### WHAT THE EXERCISE ASKS
Each line of the listing that contains the word "Find" is to be copied.

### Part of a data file
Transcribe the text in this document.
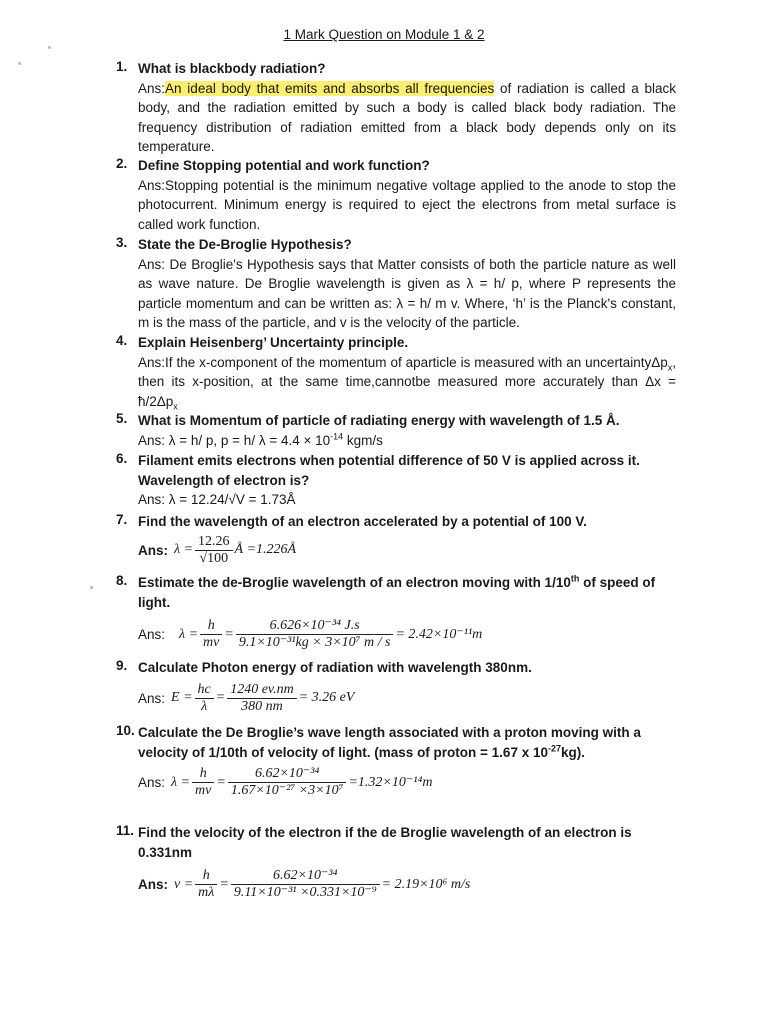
1 Mark Question on Module 1 & 2
1. What is blackbody radiation?
Ans:An ideal body that emits and absorbs all frequencies of radiation is called a black body, and the radiation emitted by such a body is called black body radiation. The frequency distribution of radiation emitted from a black body depends only on its temperature.
2. Define Stopping potential and work function?
Ans:Stopping potential is the minimum negative voltage applied to the anode to stop the photocurrent. Minimum energy is required to eject the electrons from metal surface is called work function.
3. State the De-Broglie Hypothesis?
Ans: De Broglie's Hypothesis says that Matter consists of both the particle nature as well as wave nature. De Broglie wavelength is given as λ = h/ p, where P represents the particle momentum and can be written as: λ = h/ m v. Where, ‘h’ is the Planck's constant, m is the mass of the particle, and v is the velocity of the particle.
4. Explain Heisenberg’ Uncertainty principle.
Ans:If the x-component of the momentum of aparticle is measured with an uncertaintyΔp$_x$, then its x-position, at the same time,cannotbe measured more accurately than $\Delta x = ħ/2\Delta p_x$
5. What is Momentum of particle of radiating energy with wavelength of 1.5 Å.
Ans: λ = h/ p, p = h/ $\lambda = 4.4 \times 10^{-14}$ kgm/s
6. Filament emits electrons when potential difference of 50 V is applied across it. Wavelength of electron is?
Ans: λ = 12.24/√V = 1.73Å
7. Find the wavelength of an electron accelerated by a potential of 100 V.
Ans: $\lambda = \frac{12.26}{√100}$ Å =1.226Å
8. Estimate the de-Broglie wavelength of an electron moving with 1/10th of speed of light.
Ans: $\lambda = \frac{h}{mv} = \frac{\text{6.626×10⁻³⁴ J.s}}{\text{9.1×10⁻³¹kg × 3×10⁷ m / s}} = 2.42\times 10^{-11}m$
9. Calculate Photon energy of radiation with wavelength 380nm.
Ans: $E = \frac{hc}{\lambda} = \frac{1240 ev.nm}{380 nm} = 3.26$ eV
10. Calculate the De Broglie’s wave length associated with a proton moving with a velocity of 1/10th of velocity of light. (mass of proton = 1.67 x $10^{-27}kg$).
Ans: $\lambda = \frac{h}{mv} = \frac{\text{6.62×10⁻³⁴}}{\text{1.67×10⁻²⁷ ×3×10⁷}} =1.32\times 10^{-14}m$
11. Find the velocity of the electron if the de Broglie wavelength of an electron is 0.331nm
Ans: $v = \frac{h}{m\lambda} = \frac{\text{6.62×10⁻³⁴}}{\text{9.11×10⁻³¹ ×0.331×10⁻⁹}} = 2.19\times 10^6$ m/s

### REPLY TO THE EXERCISE
7. Find the wavelength of an electron accelerated by a potential of 100 V.
11. Find the velocity of the electron if the de Broglie wavelength of an electron is 0.331nm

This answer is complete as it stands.